EXERCISE PROMPT:
Each entry below should be reproduced character for character.

Data entries:
▬▬▬

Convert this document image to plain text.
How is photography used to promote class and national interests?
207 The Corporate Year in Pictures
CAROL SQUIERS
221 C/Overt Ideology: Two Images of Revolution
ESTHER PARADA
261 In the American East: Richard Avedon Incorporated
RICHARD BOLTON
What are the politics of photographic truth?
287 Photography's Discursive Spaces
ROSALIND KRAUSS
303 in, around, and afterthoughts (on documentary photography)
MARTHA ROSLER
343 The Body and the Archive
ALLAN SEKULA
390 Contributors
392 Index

▬▬▬

REPLY:
Convert this document image to plain text.
How is photography used to promote class and national interests?
207 The Corporate Year in Pictures
CAROL SQUIERS
221 C/Overt Ideology: Two Images of Revolution
ESTHER PARADA
261 In the American East: Richard Avedon Incorporated
RICHARD BOLTON
What are the politics of photographic truth?
287 Photography's Discursive Spaces
ROSALIND KRAUSS
303 in, around, and afterthoughts (on documentary photography)
MARTHA ROSLER
343 The Body and the Archive
ALLAN SEKULA
390 Contributors
392 Index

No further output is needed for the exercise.